Copy out the data exactly, leaving the pictures behind.

──────────

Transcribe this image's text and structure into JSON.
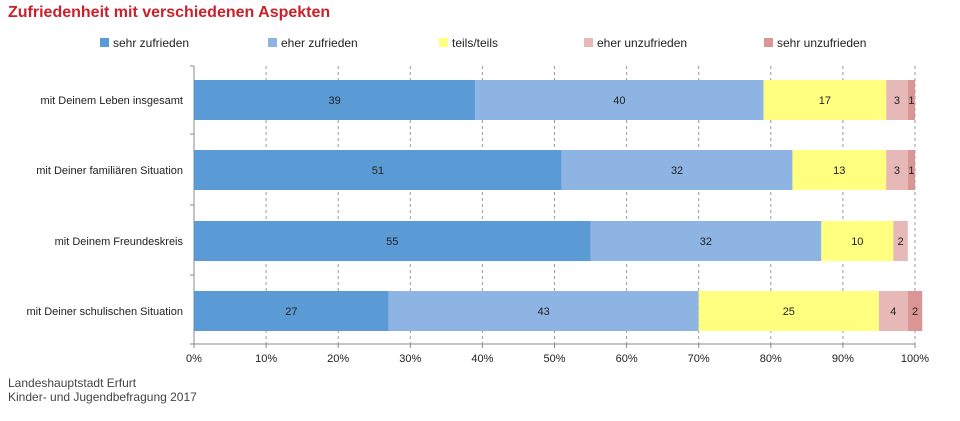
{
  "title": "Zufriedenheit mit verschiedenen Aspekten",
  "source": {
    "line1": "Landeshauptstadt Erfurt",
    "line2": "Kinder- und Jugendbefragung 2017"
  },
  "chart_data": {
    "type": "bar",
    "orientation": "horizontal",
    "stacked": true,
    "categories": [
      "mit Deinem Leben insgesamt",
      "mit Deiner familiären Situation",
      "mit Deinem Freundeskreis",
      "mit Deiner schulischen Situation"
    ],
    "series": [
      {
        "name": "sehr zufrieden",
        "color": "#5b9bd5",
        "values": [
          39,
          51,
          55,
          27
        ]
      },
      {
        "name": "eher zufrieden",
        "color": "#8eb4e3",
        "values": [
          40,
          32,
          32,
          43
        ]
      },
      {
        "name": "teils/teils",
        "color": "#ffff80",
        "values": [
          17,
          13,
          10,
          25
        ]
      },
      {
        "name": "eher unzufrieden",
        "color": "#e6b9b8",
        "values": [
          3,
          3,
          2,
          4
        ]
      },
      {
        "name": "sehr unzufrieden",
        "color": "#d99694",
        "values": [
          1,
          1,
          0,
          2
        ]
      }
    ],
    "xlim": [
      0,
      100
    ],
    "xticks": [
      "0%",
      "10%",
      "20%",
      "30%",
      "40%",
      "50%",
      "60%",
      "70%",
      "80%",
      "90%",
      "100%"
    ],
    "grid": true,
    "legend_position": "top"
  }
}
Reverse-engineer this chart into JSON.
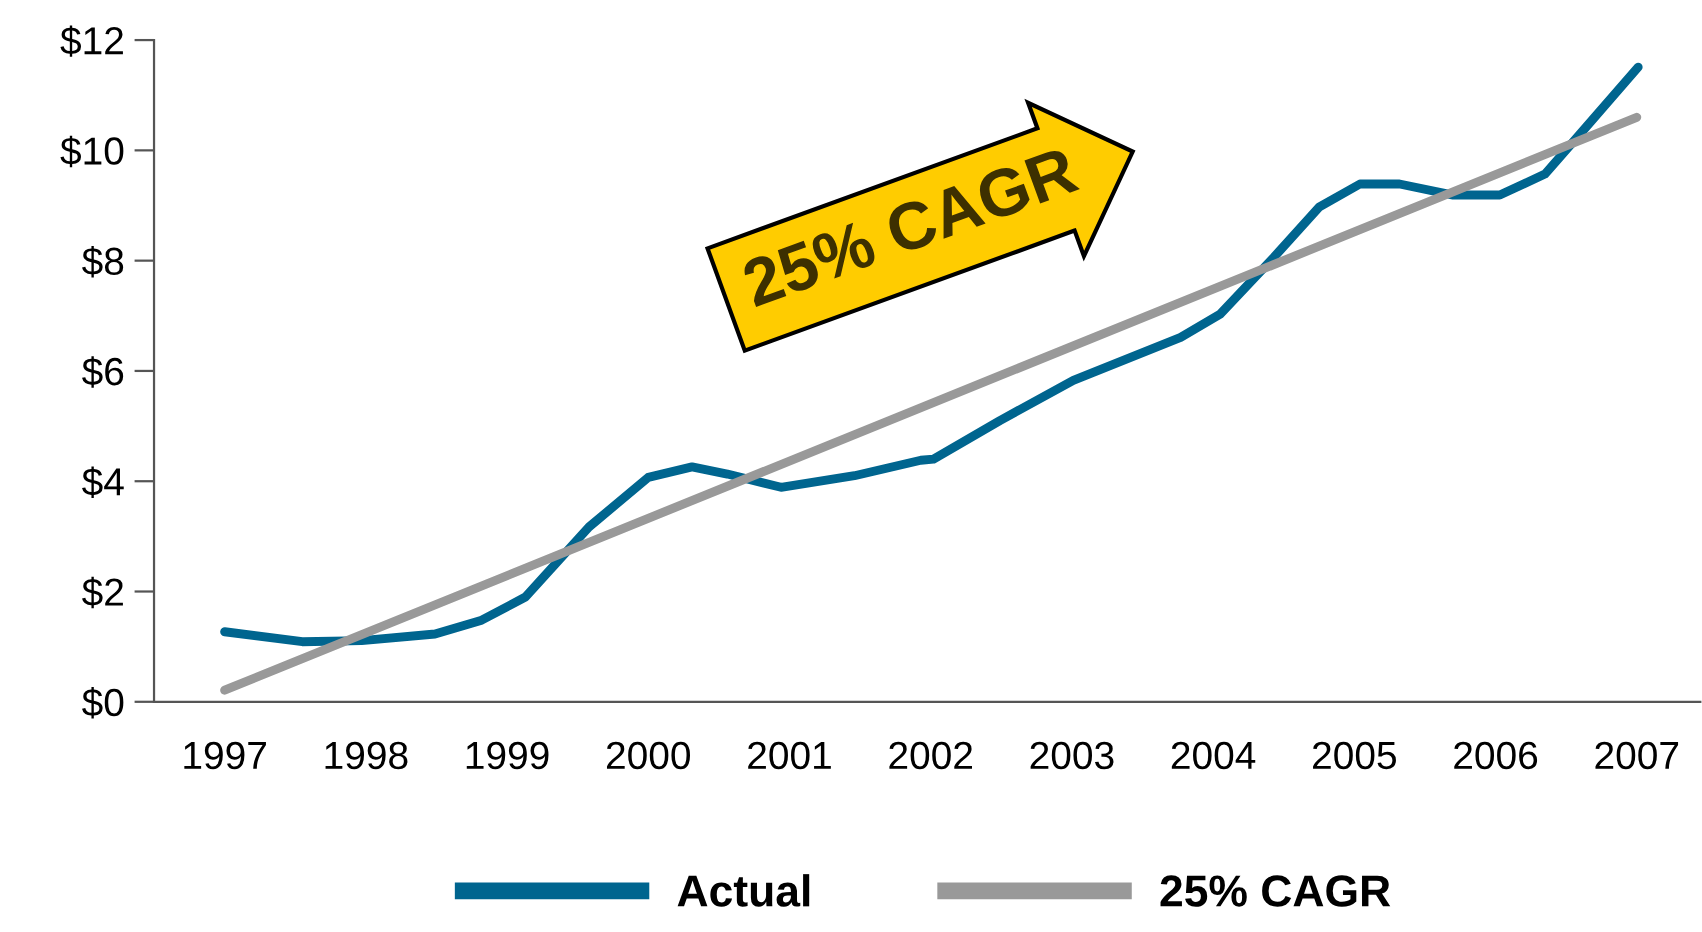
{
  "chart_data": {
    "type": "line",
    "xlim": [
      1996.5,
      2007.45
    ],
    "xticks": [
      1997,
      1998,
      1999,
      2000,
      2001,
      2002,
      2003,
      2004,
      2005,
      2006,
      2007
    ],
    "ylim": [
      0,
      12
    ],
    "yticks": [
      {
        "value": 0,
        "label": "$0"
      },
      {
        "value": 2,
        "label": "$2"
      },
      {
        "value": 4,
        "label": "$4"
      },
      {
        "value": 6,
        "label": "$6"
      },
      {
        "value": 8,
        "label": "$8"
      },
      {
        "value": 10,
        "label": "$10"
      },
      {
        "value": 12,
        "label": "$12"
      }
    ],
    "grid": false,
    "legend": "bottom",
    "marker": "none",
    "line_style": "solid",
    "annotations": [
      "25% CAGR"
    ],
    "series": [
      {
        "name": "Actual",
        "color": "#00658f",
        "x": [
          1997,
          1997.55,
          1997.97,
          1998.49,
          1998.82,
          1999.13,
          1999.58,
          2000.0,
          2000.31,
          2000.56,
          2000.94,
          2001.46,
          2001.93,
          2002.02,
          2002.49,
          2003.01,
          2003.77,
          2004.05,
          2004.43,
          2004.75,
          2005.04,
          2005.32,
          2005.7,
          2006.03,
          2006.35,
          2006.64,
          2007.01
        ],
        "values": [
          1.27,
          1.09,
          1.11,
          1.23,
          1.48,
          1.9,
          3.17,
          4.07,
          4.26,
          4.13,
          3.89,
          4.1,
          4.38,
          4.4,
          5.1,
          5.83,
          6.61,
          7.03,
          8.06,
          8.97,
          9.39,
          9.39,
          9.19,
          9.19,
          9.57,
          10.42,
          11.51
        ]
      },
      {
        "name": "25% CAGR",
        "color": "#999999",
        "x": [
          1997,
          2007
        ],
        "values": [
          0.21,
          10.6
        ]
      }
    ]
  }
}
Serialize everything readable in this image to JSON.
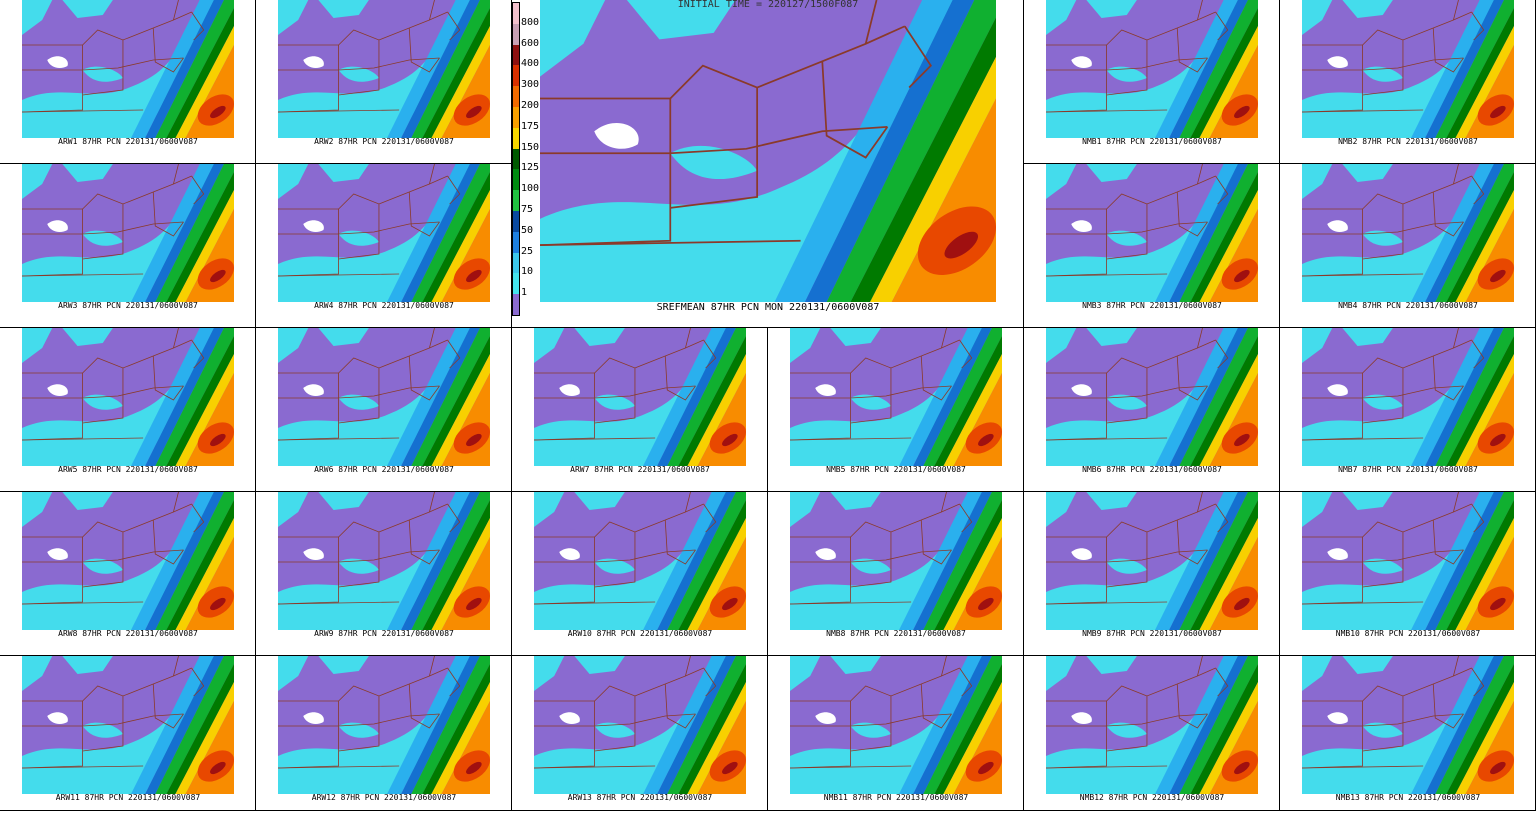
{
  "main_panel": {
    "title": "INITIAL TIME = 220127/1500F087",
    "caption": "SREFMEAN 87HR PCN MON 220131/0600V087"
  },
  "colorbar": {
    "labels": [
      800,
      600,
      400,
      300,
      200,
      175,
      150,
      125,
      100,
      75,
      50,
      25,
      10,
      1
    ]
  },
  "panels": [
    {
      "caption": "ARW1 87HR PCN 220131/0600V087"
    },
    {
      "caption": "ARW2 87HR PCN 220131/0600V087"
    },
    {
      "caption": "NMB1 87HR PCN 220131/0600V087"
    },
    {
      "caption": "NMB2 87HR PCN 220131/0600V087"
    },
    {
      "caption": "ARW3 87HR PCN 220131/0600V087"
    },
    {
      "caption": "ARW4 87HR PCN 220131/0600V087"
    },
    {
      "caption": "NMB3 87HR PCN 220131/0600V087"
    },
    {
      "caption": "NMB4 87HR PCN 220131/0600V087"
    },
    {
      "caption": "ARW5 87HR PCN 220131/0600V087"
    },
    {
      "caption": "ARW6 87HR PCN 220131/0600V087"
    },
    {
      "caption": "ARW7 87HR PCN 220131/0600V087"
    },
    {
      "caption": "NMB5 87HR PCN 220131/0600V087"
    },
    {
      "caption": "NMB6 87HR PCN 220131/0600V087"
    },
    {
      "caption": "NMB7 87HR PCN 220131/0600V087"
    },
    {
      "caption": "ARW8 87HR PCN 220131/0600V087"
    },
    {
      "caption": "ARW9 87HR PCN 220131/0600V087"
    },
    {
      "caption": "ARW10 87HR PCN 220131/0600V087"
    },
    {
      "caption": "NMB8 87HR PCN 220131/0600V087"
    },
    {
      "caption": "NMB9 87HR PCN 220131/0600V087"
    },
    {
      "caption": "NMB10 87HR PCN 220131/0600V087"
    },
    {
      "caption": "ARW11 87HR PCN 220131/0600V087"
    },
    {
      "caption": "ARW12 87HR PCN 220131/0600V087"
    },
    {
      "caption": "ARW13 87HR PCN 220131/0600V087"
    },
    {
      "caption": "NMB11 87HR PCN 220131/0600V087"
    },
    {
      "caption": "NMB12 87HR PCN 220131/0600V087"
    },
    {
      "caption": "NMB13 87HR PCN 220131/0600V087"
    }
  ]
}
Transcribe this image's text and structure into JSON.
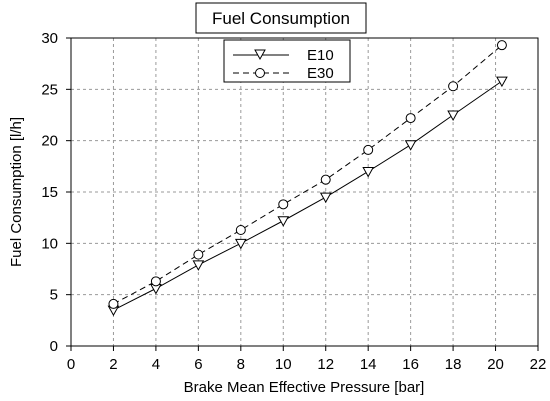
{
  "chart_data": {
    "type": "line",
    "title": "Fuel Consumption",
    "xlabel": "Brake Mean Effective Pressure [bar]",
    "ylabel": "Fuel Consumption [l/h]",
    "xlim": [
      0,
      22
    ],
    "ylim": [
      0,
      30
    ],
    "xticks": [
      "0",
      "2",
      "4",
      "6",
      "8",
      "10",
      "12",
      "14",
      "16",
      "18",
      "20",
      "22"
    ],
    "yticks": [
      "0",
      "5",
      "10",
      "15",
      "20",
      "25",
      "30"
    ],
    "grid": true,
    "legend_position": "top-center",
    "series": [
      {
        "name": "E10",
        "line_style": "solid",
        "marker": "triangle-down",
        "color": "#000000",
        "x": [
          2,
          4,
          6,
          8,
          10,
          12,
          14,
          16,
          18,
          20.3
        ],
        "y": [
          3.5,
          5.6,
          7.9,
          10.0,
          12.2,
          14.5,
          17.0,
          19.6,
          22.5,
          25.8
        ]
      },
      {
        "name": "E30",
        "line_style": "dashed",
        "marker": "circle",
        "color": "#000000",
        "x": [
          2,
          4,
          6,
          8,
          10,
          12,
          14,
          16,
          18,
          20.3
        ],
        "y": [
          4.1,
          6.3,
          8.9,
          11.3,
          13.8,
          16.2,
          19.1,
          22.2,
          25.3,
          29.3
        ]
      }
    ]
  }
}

──────────

(Response to this task)
Transcribe this image's text and structure into JSON.
{
  "title": "Zufriedenheit mit verschiedenen Aspekten",
  "source": {
    "line1": "Landeshauptstadt Erfurt",
    "line2": "Kinder- und Jugendbefragung 2017"
  },
  "chart_data": {
    "type": "bar",
    "orientation": "horizontal",
    "stacked": true,
    "categories": [
      "mit Deinem Leben insgesamt",
      "mit Deiner familiären Situation",
      "mit Deinem Freundeskreis",
      "mit Deiner schulischen Situation"
    ],
    "series": [
      {
        "name": "sehr zufrieden",
        "color": "#5b9bd5",
        "values": [
          39,
          51,
          55,
          27
        ]
      },
      {
        "name": "eher zufrieden",
        "color": "#8eb4e3",
        "values": [
          40,
          32,
          32,
          43
        ]
      },
      {
        "name": "teils/teils",
        "color": "#ffff80",
        "values": [
          17,
          13,
          10,
          25
        ]
      },
      {
        "name": "eher unzufrieden",
        "color": "#e6b9b8",
        "values": [
          3,
          3,
          2,
          4
        ]
      },
      {
        "name": "sehr unzufrieden",
        "color": "#d99694",
        "values": [
          1,
          1,
          0,
          2
        ]
      }
    ],
    "xlim": [
      0,
      100
    ],
    "xticks": [
      "0%",
      "10%",
      "20%",
      "30%",
      "40%",
      "50%",
      "60%",
      "70%",
      "80%",
      "90%",
      "100%"
    ],
    "grid": true,
    "legend_position": "top"
  }
}
Reverse-engineer this chart into JSON.
{
  "chart_data": {
    "type": "line",
    "xlim": [
      1996.5,
      2007.45
    ],
    "xticks": [
      1997,
      1998,
      1999,
      2000,
      2001,
      2002,
      2003,
      2004,
      2005,
      2006,
      2007
    ],
    "ylim": [
      0,
      12
    ],
    "yticks": [
      {
        "value": 0,
        "label": "$0"
      },
      {
        "value": 2,
        "label": "$2"
      },
      {
        "value": 4,
        "label": "$4"
      },
      {
        "value": 6,
        "label": "$6"
      },
      {
        "value": 8,
        "label": "$8"
      },
      {
        "value": 10,
        "label": "$10"
      },
      {
        "value": 12,
        "label": "$12"
      }
    ],
    "grid": false,
    "legend": "bottom",
    "marker": "none",
    "line_style": "solid",
    "annotations": [
      "25% CAGR"
    ],
    "series": [
      {
        "name": "Actual",
        "color": "#00658f",
        "x": [
          1997,
          1997.55,
          1997.97,
          1998.49,
          1998.82,
          1999.13,
          1999.58,
          2000.0,
          2000.31,
          2000.56,
          2000.94,
          2001.46,
          2001.93,
          2002.02,
          2002.49,
          2003.01,
          2003.77,
          2004.05,
          2004.43,
          2004.75,
          2005.04,
          2005.32,
          2005.7,
          2006.03,
          2006.35,
          2006.64,
          2007.01
        ],
        "values": [
          1.27,
          1.09,
          1.11,
          1.23,
          1.48,
          1.9,
          3.17,
          4.07,
          4.26,
          4.13,
          3.89,
          4.1,
          4.38,
          4.4,
          5.1,
          5.83,
          6.61,
          7.03,
          8.06,
          8.97,
          9.39,
          9.39,
          9.19,
          9.19,
          9.57,
          10.42,
          11.51
        ]
      },
      {
        "name": "25% CAGR",
        "color": "#999999",
        "x": [
          1997,
          2007
        ],
        "values": [
          0.21,
          10.6
        ]
      }
    ]
  }
}
Serialize everything readable in this image to JSON.
{
  "main_panel": {
    "title": "INITIAL TIME = 220127/1500F087",
    "caption": "SREFMEAN 87HR PCN MON 220131/0600V087"
  },
  "colorbar": {
    "labels": [
      800,
      600,
      400,
      300,
      200,
      175,
      150,
      125,
      100,
      75,
      50,
      25,
      10,
      1
    ]
  },
  "panels": [
    {
      "caption": "ARW1 87HR PCN 220131/0600V087"
    },
    {
      "caption": "ARW2 87HR PCN 220131/0600V087"
    },
    {
      "caption": "NMB1 87HR PCN 220131/0600V087"
    },
    {
      "caption": "NMB2 87HR PCN 220131/0600V087"
    },
    {
      "caption": "ARW3 87HR PCN 220131/0600V087"
    },
    {
      "caption": "ARW4 87HR PCN 220131/0600V087"
    },
    {
      "caption": "NMB3 87HR PCN 220131/0600V087"
    },
    {
      "caption": "NMB4 87HR PCN 220131/0600V087"
    },
    {
      "caption": "ARW5 87HR PCN 220131/0600V087"
    },
    {
      "caption": "ARW6 87HR PCN 220131/0600V087"
    },
    {
      "caption": "ARW7 87HR PCN 220131/0600V087"
    },
    {
      "caption": "NMB5 87HR PCN 220131/0600V087"
    },
    {
      "caption": "NMB6 87HR PCN 220131/0600V087"
    },
    {
      "caption": "NMB7 87HR PCN 220131/0600V087"
    },
    {
      "caption": "ARW8 87HR PCN 220131/0600V087"
    },
    {
      "caption": "ARW9 87HR PCN 220131/0600V087"
    },
    {
      "caption": "ARW10 87HR PCN 220131/0600V087"
    },
    {
      "caption": "NMB8 87HR PCN 220131/0600V087"
    },
    {
      "caption": "NMB9 87HR PCN 220131/0600V087"
    },
    {
      "caption": "NMB10 87HR PCN 220131/0600V087"
    },
    {
      "caption": "ARW11 87HR PCN 220131/0600V087"
    },
    {
      "caption": "ARW12 87HR PCN 220131/0600V087"
    },
    {
      "caption": "ARW13 87HR PCN 220131/0600V087"
    },
    {
      "caption": "NMB11 87HR PCN 220131/0600V087"
    },
    {
      "caption": "NMB12 87HR PCN 220131/0600V087"
    },
    {
      "caption": "NMB13 87HR PCN 220131/0600V087"
    }
  ]
}
Transcribe this image's text and structure into JSON.
{
  "chart_data": {
    "type": "line",
    "title": "Fuel Consumption",
    "xlabel": "Brake Mean Effective Pressure [bar]",
    "ylabel": "Fuel Consumption [l/h]",
    "xlim": [
      0,
      22
    ],
    "ylim": [
      0,
      30
    ],
    "xticks": [
      "0",
      "2",
      "4",
      "6",
      "8",
      "10",
      "12",
      "14",
      "16",
      "18",
      "20",
      "22"
    ],
    "yticks": [
      "0",
      "5",
      "10",
      "15",
      "20",
      "25",
      "30"
    ],
    "grid": true,
    "legend_position": "top-center",
    "series": [
      {
        "name": "E10",
        "line_style": "solid",
        "marker": "triangle-down",
        "color": "#000000",
        "x": [
          2,
          4,
          6,
          8,
          10,
          12,
          14,
          16,
          18,
          20.3
        ],
        "y": [
          3.5,
          5.6,
          7.9,
          10.0,
          12.2,
          14.5,
          17.0,
          19.6,
          22.5,
          25.8
        ]
      },
      {
        "name": "E30",
        "line_style": "dashed",
        "marker": "circle",
        "color": "#000000",
        "x": [
          2,
          4,
          6,
          8,
          10,
          12,
          14,
          16,
          18,
          20.3
        ],
        "y": [
          4.1,
          6.3,
          8.9,
          11.3,
          13.8,
          16.2,
          19.1,
          22.2,
          25.3,
          29.3
        ]
      }
    ]
  }
}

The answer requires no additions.